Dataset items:
════════════════════

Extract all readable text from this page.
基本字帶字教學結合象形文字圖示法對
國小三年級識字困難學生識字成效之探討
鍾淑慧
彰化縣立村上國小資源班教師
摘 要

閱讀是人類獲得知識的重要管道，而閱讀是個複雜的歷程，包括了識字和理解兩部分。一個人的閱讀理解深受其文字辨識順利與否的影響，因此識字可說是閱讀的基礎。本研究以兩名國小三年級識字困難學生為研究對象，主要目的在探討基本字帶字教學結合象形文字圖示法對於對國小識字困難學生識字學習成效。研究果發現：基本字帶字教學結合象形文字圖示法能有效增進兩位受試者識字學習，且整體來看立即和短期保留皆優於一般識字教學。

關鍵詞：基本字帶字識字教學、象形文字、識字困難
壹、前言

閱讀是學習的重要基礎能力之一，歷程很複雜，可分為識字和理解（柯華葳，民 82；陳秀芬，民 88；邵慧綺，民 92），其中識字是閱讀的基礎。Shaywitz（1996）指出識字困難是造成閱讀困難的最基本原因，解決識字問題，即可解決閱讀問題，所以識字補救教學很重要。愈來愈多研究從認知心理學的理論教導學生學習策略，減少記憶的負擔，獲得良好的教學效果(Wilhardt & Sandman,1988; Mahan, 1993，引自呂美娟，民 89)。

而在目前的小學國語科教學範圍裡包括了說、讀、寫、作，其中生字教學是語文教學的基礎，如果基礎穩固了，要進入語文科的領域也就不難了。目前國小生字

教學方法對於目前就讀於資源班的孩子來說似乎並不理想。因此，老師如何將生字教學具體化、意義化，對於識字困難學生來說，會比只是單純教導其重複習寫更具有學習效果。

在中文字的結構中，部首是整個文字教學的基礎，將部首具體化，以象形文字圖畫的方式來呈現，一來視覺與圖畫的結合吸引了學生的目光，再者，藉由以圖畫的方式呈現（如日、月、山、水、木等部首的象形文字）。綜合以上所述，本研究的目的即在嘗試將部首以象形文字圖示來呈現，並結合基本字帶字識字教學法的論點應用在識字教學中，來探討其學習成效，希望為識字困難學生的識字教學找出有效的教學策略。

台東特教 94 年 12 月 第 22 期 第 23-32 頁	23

════════════════════

## BRIEF
Print the listing above in full, exactly as it is.

## OUTPUT FOR THIS EXERCISE
Extract all readable text from this page.
基本字帶字教學結合象形文字圖示法對
國小三年級識字困難學生識字成效之探討
鍾淑慧
彰化縣立村上國小資源班教師
摘 要

閱讀是人類獲得知識的重要管道，而閱讀是個複雜的歷程，包括了識字和理解兩部分。一個人的閱讀理解深受其文字辨識順利與否的影響，因此識字可說是閱讀的基礎。本研究以兩名國小三年級識字困難學生為研究對象，主要目的在探討基本字帶字教學結合象形文字圖示法對於對國小識字困難學生識字學習成效。研究果發現：基本字帶字教學結合象形文字圖示法能有效增進兩位受試者識字學習，且整體來看立即和短期保留皆優於一般識字教學。

關鍵詞：基本字帶字識字教學、象形文字、識字困難
壹、前言

閱讀是學習的重要基礎能力之一，歷程很複雜，可分為識字和理解（柯華葳，民 82；陳秀芬，民 88；邵慧綺，民 92），其中識字是閱讀的基礎。Shaywitz（1996）指出識字困難是造成閱讀困難的最基本原因，解決識字問題，即可解決閱讀問題，所以識字補救教學很重要。愈來愈多研究從認知心理學的理論教導學生學習策略，減少記憶的負擔，獲得良好的教學效果(Wilhardt & Sandman,1988; Mahan, 1993，引自呂美娟，民 89)。

而在目前的小學國語科教學範圍裡包括了說、讀、寫、作，其中生字教學是語文教學的基礎，如果基礎穩固了，要進入語文科的領域也就不難了。目前國小生字

教學方法對於目前就讀於資源班的孩子來說似乎並不理想。因此，老師如何將生字教學具體化、意義化，對於識字困難學生來說，會比只是單純教導其重複習寫更具有學習效果。

在中文字的結構中，部首是整個文字教學的基礎，將部首具體化，以象形文字圖畫的方式來呈現，一來視覺與圖畫的結合吸引了學生的目光，再者，藉由以圖畫的方式呈現（如日、月、山、水、木等部首的象形文字）。綜合以上所述，本研究的目的即在嘗試將部首以象形文字圖示來呈現，並結合基本字帶字識字教學法的論點應用在識字教學中，來探討其學習成效，希望為識字困難學生的識字教學找出有效的教學策略。

台東特教 94 年 12 月 第 22 期 第 23-32 頁	23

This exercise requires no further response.